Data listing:
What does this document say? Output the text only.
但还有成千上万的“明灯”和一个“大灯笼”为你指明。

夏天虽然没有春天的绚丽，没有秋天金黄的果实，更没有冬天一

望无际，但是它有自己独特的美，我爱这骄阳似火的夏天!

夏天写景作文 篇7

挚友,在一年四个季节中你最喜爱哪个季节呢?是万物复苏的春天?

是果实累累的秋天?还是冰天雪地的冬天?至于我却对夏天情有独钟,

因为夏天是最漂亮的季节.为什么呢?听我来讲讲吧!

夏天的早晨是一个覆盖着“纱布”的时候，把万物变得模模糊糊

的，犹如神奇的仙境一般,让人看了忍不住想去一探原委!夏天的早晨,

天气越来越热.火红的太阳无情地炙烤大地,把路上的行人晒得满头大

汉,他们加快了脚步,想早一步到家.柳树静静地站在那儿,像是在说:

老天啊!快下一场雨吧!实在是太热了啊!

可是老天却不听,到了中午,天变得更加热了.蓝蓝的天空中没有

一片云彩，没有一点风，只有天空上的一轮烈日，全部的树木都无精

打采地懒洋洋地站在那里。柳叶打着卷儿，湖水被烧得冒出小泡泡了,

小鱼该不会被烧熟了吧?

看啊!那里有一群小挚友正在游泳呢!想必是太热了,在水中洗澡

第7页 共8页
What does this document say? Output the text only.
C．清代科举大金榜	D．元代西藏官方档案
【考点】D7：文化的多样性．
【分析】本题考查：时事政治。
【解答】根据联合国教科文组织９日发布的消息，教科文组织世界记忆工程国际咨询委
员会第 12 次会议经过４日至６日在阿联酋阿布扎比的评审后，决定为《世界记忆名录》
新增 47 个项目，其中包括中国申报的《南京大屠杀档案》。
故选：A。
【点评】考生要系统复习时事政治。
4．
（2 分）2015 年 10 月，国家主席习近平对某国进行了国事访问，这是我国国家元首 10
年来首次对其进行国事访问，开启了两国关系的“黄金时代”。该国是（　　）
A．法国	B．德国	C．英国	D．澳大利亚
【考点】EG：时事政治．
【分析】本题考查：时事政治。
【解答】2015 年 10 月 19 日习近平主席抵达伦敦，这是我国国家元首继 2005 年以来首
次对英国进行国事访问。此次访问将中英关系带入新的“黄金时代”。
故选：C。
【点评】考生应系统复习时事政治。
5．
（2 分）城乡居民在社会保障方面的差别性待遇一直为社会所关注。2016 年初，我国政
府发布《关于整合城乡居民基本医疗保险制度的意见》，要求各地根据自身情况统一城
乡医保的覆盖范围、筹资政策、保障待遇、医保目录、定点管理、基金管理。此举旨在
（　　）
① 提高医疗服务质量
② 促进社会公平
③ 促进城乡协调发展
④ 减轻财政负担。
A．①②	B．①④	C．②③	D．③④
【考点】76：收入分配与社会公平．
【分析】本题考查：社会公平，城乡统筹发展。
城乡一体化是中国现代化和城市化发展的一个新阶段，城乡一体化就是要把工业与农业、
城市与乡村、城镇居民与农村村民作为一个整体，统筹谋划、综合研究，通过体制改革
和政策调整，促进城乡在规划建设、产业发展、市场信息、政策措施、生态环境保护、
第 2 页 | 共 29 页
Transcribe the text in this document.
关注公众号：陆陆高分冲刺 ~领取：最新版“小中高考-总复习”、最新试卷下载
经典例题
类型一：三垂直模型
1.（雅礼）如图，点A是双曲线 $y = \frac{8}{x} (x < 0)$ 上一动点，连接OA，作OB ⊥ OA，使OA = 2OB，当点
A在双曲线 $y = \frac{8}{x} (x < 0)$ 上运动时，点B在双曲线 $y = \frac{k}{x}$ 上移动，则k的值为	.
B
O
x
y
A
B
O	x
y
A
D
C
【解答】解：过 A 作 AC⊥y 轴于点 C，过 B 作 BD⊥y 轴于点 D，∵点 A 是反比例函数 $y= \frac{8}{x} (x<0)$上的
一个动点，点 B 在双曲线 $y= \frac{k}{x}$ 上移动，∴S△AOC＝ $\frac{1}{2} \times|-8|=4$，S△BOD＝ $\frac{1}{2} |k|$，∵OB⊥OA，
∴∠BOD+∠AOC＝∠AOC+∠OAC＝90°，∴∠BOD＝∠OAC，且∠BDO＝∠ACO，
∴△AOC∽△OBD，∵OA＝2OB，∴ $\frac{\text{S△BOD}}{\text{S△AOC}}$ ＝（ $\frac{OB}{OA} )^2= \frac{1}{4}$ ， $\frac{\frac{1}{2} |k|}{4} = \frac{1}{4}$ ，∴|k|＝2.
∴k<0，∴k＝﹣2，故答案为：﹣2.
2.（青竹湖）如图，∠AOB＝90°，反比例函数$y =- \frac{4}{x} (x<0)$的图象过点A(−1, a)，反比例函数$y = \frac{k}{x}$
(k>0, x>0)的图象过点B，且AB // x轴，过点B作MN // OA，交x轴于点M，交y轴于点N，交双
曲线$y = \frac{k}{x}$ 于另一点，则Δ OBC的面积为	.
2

_Problem to work on_
Extract the data in full. Keep it word for word.

_The response_
What does this document say? Output the text only.
但还有成千上万的“明灯”和一个“大灯笼”为你指明。

夏天虽然没有春天的绚丽，没有秋天金黄的果实，更没有冬天一

望无际，但是它有自己独特的美，我爱这骄阳似火的夏天!

夏天写景作文 篇7

挚友,在一年四个季节中你最喜爱哪个季节呢?是万物复苏的春天?

是果实累累的秋天?还是冰天雪地的冬天?至于我却对夏天情有独钟,

因为夏天是最漂亮的季节.为什么呢?听我来讲讲吧!

夏天的早晨是一个覆盖着“纱布”的时候，把万物变得模模糊糊

的，犹如神奇的仙境一般,让人看了忍不住想去一探原委!夏天的早晨,

天气越来越热.火红的太阳无情地炙烤大地,把路上的行人晒得满头大

汉,他们加快了脚步,想早一步到家.柳树静静地站在那儿,像是在说:

老天啊!快下一场雨吧!实在是太热了啊!

可是老天却不听,到了中午,天变得更加热了.蓝蓝的天空中没有

一片云彩，没有一点风，只有天空上的一轮烈日，全部的树木都无精

打采地懒洋洋地站在那里。柳叶打着卷儿，湖水被烧得冒出小泡泡了,

小鱼该不会被烧熟了吧?

看啊!那里有一群小挚友正在游泳呢!想必是太热了,在水中洗澡

第7页 共8页
What does this document say? Output the text only.
C．清代科举大金榜	D．元代西藏官方档案
【考点】D7：文化的多样性．
【分析】本题考查：时事政治。
【解答】根据联合国教科文组织９日发布的消息，教科文组织世界记忆工程国际咨询委
员会第 12 次会议经过４日至６日在阿联酋阿布扎比的评审后，决定为《世界记忆名录》
新增 47 个项目，其中包括中国申报的《南京大屠杀档案》。
故选：A。
【点评】考生要系统复习时事政治。
4．
（2 分）2015 年 10 月，国家主席习近平对某国进行了国事访问，这是我国国家元首 10
年来首次对其进行国事访问，开启了两国关系的“黄金时代”。该国是（　　）
A．法国	B．德国	C．英国	D．澳大利亚
【考点】EG：时事政治．
【分析】本题考查：时事政治。
【解答】2015 年 10 月 19 日习近平主席抵达伦敦，这是我国国家元首继 2005 年以来首
次对英国进行国事访问。此次访问将中英关系带入新的“黄金时代”。
故选：C。
【点评】考生应系统复习时事政治。
5．
（2 分）城乡居民在社会保障方面的差别性待遇一直为社会所关注。2016 年初，我国政
府发布《关于整合城乡居民基本医疗保险制度的意见》，要求各地根据自身情况统一城
乡医保的覆盖范围、筹资政策、保障待遇、医保目录、定点管理、基金管理。此举旨在
（　　）
① 提高医疗服务质量
② 促进社会公平
③ 促进城乡协调发展
④ 减轻财政负担。
A．①②	B．①④	C．②③	D．③④
【考点】76：收入分配与社会公平．
【分析】本题考查：社会公平，城乡统筹发展。
城乡一体化是中国现代化和城市化发展的一个新阶段，城乡一体化就是要把工业与农业、
城市与乡村、城镇居民与农村村民作为一个整体，统筹谋划、综合研究，通过体制改革
和政策调整，促进城乡在规划建设、产业发展、市场信息、政策措施、生态环境保护、
第 2 页 | 共 29 页
Transcribe the text in this document.
关注公众号：陆陆高分冲刺 ~领取：最新版“小中高考-总复习”、最新试卷下载
经典例题
类型一：三垂直模型
1.（雅礼）如图，点A是双曲线 $y = \frac{8}{x} (x < 0)$ 上一动点，连接OA，作OB ⊥ OA，使OA = 2OB，当点
A在双曲线 $y = \frac{8}{x} (x < 0)$ 上运动时，点B在双曲线 $y = \frac{k}{x}$ 上移动，则k的值为	.
B
O
x
y
A
B
O	x
y
A
D
C
【解答】解：过 A 作 AC⊥y 轴于点 C，过 B 作 BD⊥y 轴于点 D，∵点 A 是反比例函数 $y= \frac{8}{x} (x<0)$上的
一个动点，点 B 在双曲线 $y= \frac{k}{x}$ 上移动，∴S△AOC＝ $\frac{1}{2} \times|-8|=4$，S△BOD＝ $\frac{1}{2} |k|$，∵OB⊥OA，
∴∠BOD+∠AOC＝∠AOC+∠OAC＝90°，∴∠BOD＝∠OAC，且∠BDO＝∠ACO，
∴△AOC∽△OBD，∵OA＝2OB，∴ $\frac{\text{S△BOD}}{\text{S△AOC}}$ ＝（ $\frac{OB}{OA} )^2= \frac{1}{4}$ ， $\frac{\frac{1}{2} |k|}{4} = \frac{1}{4}$ ，∴|k|＝2.
∴k<0，∴k＝﹣2，故答案为：﹣2.
2.（青竹湖）如图，∠AOB＝90°，反比例函数$y =- \frac{4}{x} (x<0)$的图象过点A(−1, a)，反比例函数$y = \frac{k}{x}$
(k>0, x>0)的图象过点B，且AB // x轴，过点B作MN // OA，交x轴于点M，交y轴于点N，交双
曲线$y = \frac{k}{x}$ 于另一点，则Δ OBC的面积为	.
2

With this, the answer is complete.